- Job -
Write out all of the lines below, exactly and completely.

◇ ◇ ◇

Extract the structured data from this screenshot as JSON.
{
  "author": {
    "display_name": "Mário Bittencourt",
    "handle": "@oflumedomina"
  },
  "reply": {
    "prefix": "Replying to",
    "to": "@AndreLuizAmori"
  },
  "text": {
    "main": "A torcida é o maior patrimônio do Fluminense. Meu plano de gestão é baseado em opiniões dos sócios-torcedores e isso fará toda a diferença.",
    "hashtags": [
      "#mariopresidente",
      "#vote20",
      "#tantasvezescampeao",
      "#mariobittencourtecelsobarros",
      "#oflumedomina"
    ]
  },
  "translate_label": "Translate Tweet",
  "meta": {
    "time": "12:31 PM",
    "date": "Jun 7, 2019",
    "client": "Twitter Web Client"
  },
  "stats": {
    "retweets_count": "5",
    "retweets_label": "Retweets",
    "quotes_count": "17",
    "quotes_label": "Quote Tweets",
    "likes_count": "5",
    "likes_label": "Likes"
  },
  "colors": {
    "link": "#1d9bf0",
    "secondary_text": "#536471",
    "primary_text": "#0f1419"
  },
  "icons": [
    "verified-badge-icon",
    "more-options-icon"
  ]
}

◇ ◇ ◇

- Result for this task -
Extract the structured data from this screenshot as JSON.
{
  "author": {
    "display_name": "Mário Bittencourt",
    "handle": "@oflumedomina"
  },
  "reply": {
    "prefix": "Replying to",
    "to": "@AndreLuizAmori"
  },
  "text": {
    "main": "A torcida é o maior patrimônio do Fluminense. Meu plano de gestão é baseado em opiniões dos sócios-torcedores e isso fará toda a diferença.",
    "hashtags": [
      "#mariopresidente",
      "#vote20",
      "#tantasvezescampeao",
      "#mariobittencourtecelsobarros",
      "#oflumedomina"
    ]
  },
  "translate_label": "Translate Tweet",
  "meta": {
    "time": "12:31 PM",
    "date": "Jun 7, 2019",
    "client": "Twitter Web Client"
  },
  "stats": {
    "retweets_count": "5",
    "retweets_label": "Retweets",
    "quotes_count": "17",
    "quotes_label": "Quote Tweets",
    "likes_count": "5",
    "likes_label": "Likes"
  },
  "colors": {
    "link": "#1d9bf0",
    "secondary_text": "#536471",
    "primary_text": "#0f1419"
  },
  "icons": [
    "verified-badge-icon",
    "more-options-icon"
  ]
}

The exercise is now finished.